— START MATERIAL FOR THIS TASK —

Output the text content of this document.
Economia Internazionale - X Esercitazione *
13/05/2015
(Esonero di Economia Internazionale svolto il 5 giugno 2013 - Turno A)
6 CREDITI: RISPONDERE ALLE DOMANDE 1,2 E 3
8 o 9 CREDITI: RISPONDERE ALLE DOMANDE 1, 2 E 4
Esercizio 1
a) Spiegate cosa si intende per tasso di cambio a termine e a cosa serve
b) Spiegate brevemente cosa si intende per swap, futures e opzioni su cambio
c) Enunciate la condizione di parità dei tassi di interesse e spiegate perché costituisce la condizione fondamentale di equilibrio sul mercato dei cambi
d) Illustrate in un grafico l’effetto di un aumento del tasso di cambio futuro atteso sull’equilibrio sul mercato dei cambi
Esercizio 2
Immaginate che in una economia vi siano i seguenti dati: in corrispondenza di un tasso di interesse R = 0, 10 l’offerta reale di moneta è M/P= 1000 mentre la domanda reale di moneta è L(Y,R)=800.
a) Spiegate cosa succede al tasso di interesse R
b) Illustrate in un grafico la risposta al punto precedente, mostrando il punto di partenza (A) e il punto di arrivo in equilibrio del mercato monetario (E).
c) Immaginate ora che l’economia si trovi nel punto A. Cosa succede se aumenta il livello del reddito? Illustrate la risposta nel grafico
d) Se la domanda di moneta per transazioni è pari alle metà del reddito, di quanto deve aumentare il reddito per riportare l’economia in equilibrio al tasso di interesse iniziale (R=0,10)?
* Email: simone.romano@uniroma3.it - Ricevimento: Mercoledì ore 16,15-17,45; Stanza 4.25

— END MATERIAL FOR THIS TASK —

Copy every line from the records above that contains the word "risposta".

## TASK RESULT
b) Illustrate in un grafico la risposta al punto precedente, mostrando il punto di partenza (A) e il punto di arrivo in equilibrio del mercato monetario (E).
c) Immaginate ora che l’economia si trovi nel punto A. Cosa succede se aumenta il livello del reddito? Illustrate la risposta nel grafico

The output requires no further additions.